***** Dataset records

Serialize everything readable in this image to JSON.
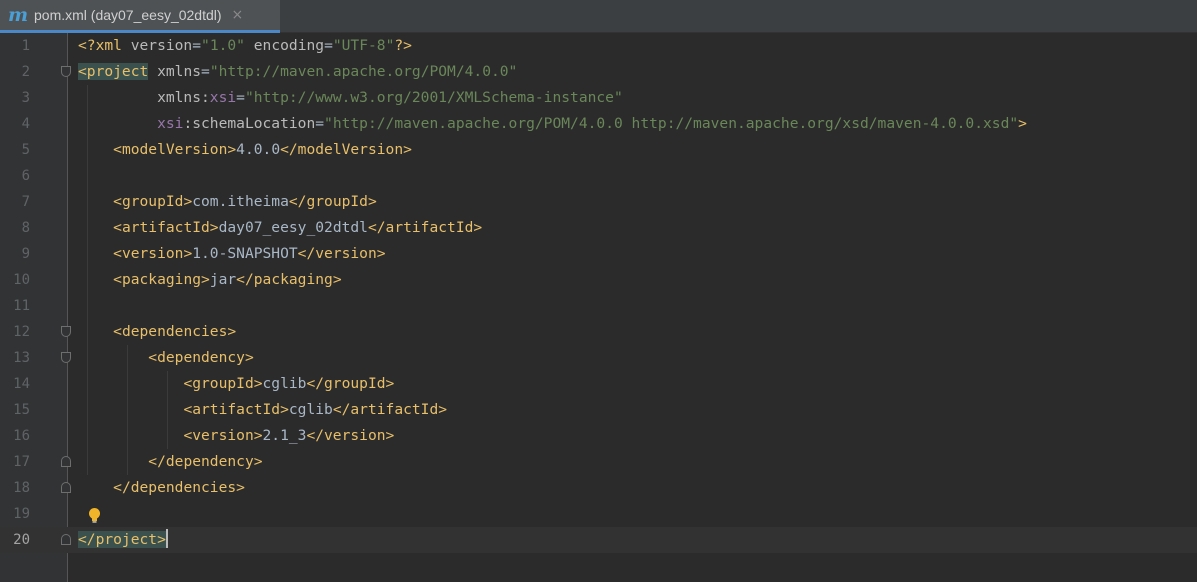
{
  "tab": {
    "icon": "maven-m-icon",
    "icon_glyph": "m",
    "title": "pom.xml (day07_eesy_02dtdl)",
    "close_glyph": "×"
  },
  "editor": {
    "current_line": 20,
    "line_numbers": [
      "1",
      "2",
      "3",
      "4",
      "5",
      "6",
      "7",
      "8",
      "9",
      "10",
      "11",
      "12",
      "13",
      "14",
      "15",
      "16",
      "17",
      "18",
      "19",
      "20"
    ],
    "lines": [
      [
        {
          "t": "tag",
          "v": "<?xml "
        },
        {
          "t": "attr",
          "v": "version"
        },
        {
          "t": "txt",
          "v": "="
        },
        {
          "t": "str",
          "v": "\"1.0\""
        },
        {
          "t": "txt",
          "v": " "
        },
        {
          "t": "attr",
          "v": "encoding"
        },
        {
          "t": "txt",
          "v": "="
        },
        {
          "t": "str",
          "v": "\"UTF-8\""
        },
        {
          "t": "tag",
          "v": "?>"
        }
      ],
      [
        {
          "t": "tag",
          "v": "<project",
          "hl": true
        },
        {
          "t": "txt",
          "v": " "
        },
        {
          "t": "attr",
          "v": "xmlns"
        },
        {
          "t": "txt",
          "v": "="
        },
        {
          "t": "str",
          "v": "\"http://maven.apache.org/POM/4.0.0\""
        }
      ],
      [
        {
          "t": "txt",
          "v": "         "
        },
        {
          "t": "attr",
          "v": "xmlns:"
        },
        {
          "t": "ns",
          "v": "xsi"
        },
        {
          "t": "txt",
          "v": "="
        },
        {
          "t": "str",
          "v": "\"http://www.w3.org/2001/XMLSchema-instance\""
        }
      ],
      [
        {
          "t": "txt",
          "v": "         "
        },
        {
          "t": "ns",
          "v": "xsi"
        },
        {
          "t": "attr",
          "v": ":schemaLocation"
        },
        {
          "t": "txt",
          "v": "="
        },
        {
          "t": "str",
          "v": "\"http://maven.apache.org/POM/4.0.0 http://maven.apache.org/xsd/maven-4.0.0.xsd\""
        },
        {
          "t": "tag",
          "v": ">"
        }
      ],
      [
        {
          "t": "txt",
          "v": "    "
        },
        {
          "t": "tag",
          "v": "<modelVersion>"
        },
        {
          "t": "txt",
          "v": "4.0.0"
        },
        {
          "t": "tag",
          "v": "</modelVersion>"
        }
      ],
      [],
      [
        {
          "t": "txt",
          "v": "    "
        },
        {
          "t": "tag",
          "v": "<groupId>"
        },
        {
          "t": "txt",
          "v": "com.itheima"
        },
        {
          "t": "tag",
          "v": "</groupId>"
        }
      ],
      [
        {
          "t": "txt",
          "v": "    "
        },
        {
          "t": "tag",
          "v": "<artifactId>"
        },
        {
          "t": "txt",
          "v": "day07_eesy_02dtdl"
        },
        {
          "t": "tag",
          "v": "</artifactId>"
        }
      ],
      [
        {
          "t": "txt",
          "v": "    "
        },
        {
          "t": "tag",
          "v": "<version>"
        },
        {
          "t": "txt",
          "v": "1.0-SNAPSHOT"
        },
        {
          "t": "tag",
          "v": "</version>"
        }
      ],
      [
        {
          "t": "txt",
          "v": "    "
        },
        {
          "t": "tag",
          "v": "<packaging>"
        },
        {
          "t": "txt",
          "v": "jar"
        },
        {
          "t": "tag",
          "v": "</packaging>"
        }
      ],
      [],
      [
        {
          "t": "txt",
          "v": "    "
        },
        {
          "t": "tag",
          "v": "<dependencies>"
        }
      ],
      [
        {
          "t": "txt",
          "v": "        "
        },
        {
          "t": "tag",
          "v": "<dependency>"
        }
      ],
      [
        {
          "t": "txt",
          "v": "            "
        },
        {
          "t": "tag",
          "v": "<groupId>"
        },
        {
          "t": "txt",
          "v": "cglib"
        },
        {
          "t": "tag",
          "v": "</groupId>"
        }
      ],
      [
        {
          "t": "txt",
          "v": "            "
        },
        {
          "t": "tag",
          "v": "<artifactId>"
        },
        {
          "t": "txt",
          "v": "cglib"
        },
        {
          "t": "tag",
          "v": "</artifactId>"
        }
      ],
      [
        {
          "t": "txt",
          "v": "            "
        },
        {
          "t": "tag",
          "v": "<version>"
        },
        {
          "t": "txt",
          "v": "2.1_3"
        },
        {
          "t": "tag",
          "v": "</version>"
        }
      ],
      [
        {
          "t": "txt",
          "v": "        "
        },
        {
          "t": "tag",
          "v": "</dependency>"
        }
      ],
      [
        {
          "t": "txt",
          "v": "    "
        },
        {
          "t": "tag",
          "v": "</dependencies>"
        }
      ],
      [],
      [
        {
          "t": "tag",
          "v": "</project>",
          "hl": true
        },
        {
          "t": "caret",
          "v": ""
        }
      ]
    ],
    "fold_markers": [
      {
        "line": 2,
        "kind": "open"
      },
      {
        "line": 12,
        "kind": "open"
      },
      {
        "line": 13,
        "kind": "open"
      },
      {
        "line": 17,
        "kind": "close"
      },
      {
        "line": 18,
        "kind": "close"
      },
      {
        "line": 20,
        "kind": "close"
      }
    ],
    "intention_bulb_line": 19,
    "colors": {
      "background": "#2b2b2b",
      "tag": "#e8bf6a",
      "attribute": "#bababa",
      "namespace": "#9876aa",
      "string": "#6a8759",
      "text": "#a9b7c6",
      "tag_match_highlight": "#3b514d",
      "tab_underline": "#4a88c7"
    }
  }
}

**********

**Given problem**.
Retype all of the entries exactly as written, leaving out any images.

**In response**.
Serialize everything readable in this image to JSON.
{
  "tab": {
    "icon": "maven-m-icon",
    "icon_glyph": "m",
    "title": "pom.xml (day07_eesy_02dtdl)",
    "close_glyph": "×"
  },
  "editor": {
    "current_line": 20,
    "line_numbers": [
      "1",
      "2",
      "3",
      "4",
      "5",
      "6",
      "7",
      "8",
      "9",
      "10",
      "11",
      "12",
      "13",
      "14",
      "15",
      "16",
      "17",
      "18",
      "19",
      "20"
    ],
    "lines": [
      [
        {
          "t": "tag",
          "v": "<?xml "
        },
        {
          "t": "attr",
          "v": "version"
        },
        {
          "t": "txt",
          "v": "="
        },
        {
          "t": "str",
          "v": "\"1.0\""
        },
        {
          "t": "txt",
          "v": " "
        },
        {
          "t": "attr",
          "v": "encoding"
        },
        {
          "t": "txt",
          "v": "="
        },
        {
          "t": "str",
          "v": "\"UTF-8\""
        },
        {
          "t": "tag",
          "v": "?>"
        }
      ],
      [
        {
          "t": "tag",
          "v": "<project",
          "hl": true
        },
        {
          "t": "txt",
          "v": " "
        },
        {
          "t": "attr",
          "v": "xmlns"
        },
        {
          "t": "txt",
          "v": "="
        },
        {
          "t": "str",
          "v": "\"http://maven.apache.org/POM/4.0.0\""
        }
      ],
      [
        {
          "t": "txt",
          "v": "         "
        },
        {
          "t": "attr",
          "v": "xmlns:"
        },
        {
          "t": "ns",
          "v": "xsi"
        },
        {
          "t": "txt",
          "v": "="
        },
        {
          "t": "str",
          "v": "\"http://www.w3.org/2001/XMLSchema-instance\""
        }
      ],
      [
        {
          "t": "txt",
          "v": "         "
        },
        {
          "t": "ns",
          "v": "xsi"
        },
        {
          "t": "attr",
          "v": ":schemaLocation"
        },
        {
          "t": "txt",
          "v": "="
        },
        {
          "t": "str",
          "v": "\"http://maven.apache.org/POM/4.0.0 http://maven.apache.org/xsd/maven-4.0.0.xsd\""
        },
        {
          "t": "tag",
          "v": ">"
        }
      ],
      [
        {
          "t": "txt",
          "v": "    "
        },
        {
          "t": "tag",
          "v": "<modelVersion>"
        },
        {
          "t": "txt",
          "v": "4.0.0"
        },
        {
          "t": "tag",
          "v": "</modelVersion>"
        }
      ],
      [],
      [
        {
          "t": "txt",
          "v": "    "
        },
        {
          "t": "tag",
          "v": "<groupId>"
        },
        {
          "t": "txt",
          "v": "com.itheima"
        },
        {
          "t": "tag",
          "v": "</groupId>"
        }
      ],
      [
        {
          "t": "txt",
          "v": "    "
        },
        {
          "t": "tag",
          "v": "<artifactId>"
        },
        {
          "t": "txt",
          "v": "day07_eesy_02dtdl"
        },
        {
          "t": "tag",
          "v": "</artifactId>"
        }
      ],
      [
        {
          "t": "txt",
          "v": "    "
        },
        {
          "t": "tag",
          "v": "<version>"
        },
        {
          "t": "txt",
          "v": "1.0-SNAPSHOT"
        },
        {
          "t": "tag",
          "v": "</version>"
        }
      ],
      [
        {
          "t": "txt",
          "v": "    "
        },
        {
          "t": "tag",
          "v": "<packaging>"
        },
        {
          "t": "txt",
          "v": "jar"
        },
        {
          "t": "tag",
          "v": "</packaging>"
        }
      ],
      [],
      [
        {
          "t": "txt",
          "v": "    "
        },
        {
          "t": "tag",
          "v": "<dependencies>"
        }
      ],
      [
        {
          "t": "txt",
          "v": "        "
        },
        {
          "t": "tag",
          "v": "<dependency>"
        }
      ],
      [
        {
          "t": "txt",
          "v": "            "
        },
        {
          "t": "tag",
          "v": "<groupId>"
        },
        {
          "t": "txt",
          "v": "cglib"
        },
        {
          "t": "tag",
          "v": "</groupId>"
        }
      ],
      [
        {
          "t": "txt",
          "v": "            "
        },
        {
          "t": "tag",
          "v": "<artifactId>"
        },
        {
          "t": "txt",
          "v": "cglib"
        },
        {
          "t": "tag",
          "v": "</artifactId>"
        }
      ],
      [
        {
          "t": "txt",
          "v": "            "
        },
        {
          "t": "tag",
          "v": "<version>"
        },
        {
          "t": "txt",
          "v": "2.1_3"
        },
        {
          "t": "tag",
          "v": "</version>"
        }
      ],
      [
        {
          "t": "txt",
          "v": "        "
        },
        {
          "t": "tag",
          "v": "</dependency>"
        }
      ],
      [
        {
          "t": "txt",
          "v": "    "
        },
        {
          "t": "tag",
          "v": "</dependencies>"
        }
      ],
      [],
      [
        {
          "t": "tag",
          "v": "</project>",
          "hl": true
        },
        {
          "t": "caret",
          "v": ""
        }
      ]
    ],
    "fold_markers": [
      {
        "line": 2,
        "kind": "open"
      },
      {
        "line": 12,
        "kind": "open"
      },
      {
        "line": 13,
        "kind": "open"
      },
      {
        "line": 17,
        "kind": "close"
      },
      {
        "line": 18,
        "kind": "close"
      },
      {
        "line": 20,
        "kind": "close"
      }
    ],
    "intention_bulb_line": 19,
    "colors": {
      "background": "#2b2b2b",
      "tag": "#e8bf6a",
      "attribute": "#bababa",
      "namespace": "#9876aa",
      "string": "#6a8759",
      "text": "#a9b7c6",
      "tag_match_highlight": "#3b514d",
      "tab_underline": "#4a88c7"
    }
  }
}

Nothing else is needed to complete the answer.